╔══

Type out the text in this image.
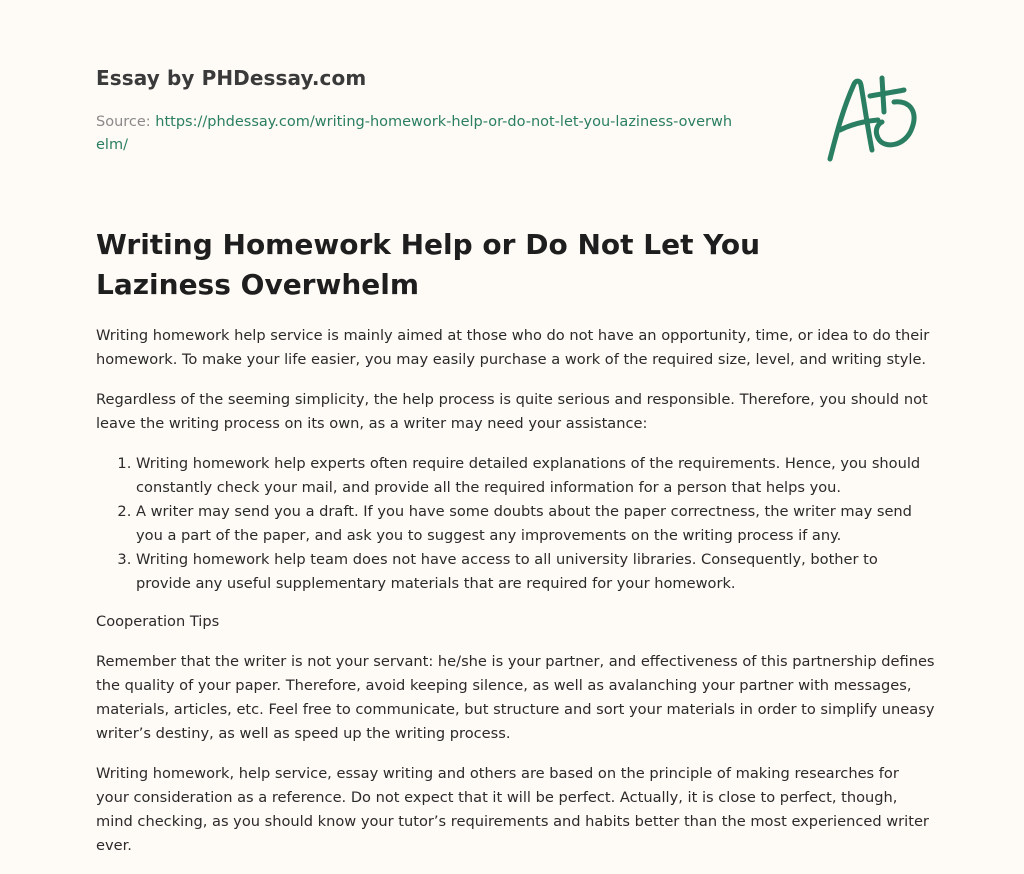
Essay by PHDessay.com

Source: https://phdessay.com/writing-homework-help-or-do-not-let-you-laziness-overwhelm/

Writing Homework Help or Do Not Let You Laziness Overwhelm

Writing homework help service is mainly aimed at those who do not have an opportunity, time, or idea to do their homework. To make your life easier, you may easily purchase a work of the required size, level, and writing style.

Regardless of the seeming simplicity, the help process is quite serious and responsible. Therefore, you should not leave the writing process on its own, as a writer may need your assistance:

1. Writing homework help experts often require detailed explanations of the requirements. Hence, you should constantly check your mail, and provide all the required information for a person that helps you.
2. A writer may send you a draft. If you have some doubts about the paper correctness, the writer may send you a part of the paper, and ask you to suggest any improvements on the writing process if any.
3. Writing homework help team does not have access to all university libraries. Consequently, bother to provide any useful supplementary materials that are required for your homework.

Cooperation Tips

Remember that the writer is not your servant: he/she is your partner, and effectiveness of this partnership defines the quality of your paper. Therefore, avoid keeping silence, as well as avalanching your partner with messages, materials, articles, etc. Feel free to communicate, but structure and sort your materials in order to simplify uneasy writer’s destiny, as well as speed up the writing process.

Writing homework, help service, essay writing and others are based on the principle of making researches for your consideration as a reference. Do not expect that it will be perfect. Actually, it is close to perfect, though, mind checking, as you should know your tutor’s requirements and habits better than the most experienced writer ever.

╚══

Reproduce the material in its entirety and word for word, without the pictures.

- Expected answer
Type out the text in this image.
Essay by PHDessay.com

Source: https://phdessay.com/writing-homework-help-or-do-not-let-you-laziness-overwhelm/

Writing Homework Help or Do Not Let You Laziness Overwhelm

Writing homework help service is mainly aimed at those who do not have an opportunity, time, or idea to do their homework. To make your life easier, you may easily purchase a work of the required size, level, and writing style.

Regardless of the seeming simplicity, the help process is quite serious and responsible. Therefore, you should not leave the writing process on its own, as a writer may need your assistance:

1. Writing homework help experts often require detailed explanations of the requirements. Hence, you should constantly check your mail, and provide all the required information for a person that helps you.
2. A writer may send you a draft. If you have some doubts about the paper correctness, the writer may send you a part of the paper, and ask you to suggest any improvements on the writing process if any.
3. Writing homework help team does not have access to all university libraries. Consequently, bother to provide any useful supplementary materials that are required for your homework.

Cooperation Tips

Remember that the writer is not your servant: he/she is your partner, and effectiveness of this partnership defines the quality of your paper. Therefore, avoid keeping silence, as well as avalanching your partner with messages, materials, articles, etc. Feel free to communicate, but structure and sort your materials in order to simplify uneasy writer’s destiny, as well as speed up the writing process.

Writing homework, help service, essay writing and others are based on the principle of making researches for your consideration as a reference. Do not expect that it will be perfect. Actually, it is close to perfect, though, mind checking, as you should know your tutor’s requirements and habits better than the most experienced writer ever.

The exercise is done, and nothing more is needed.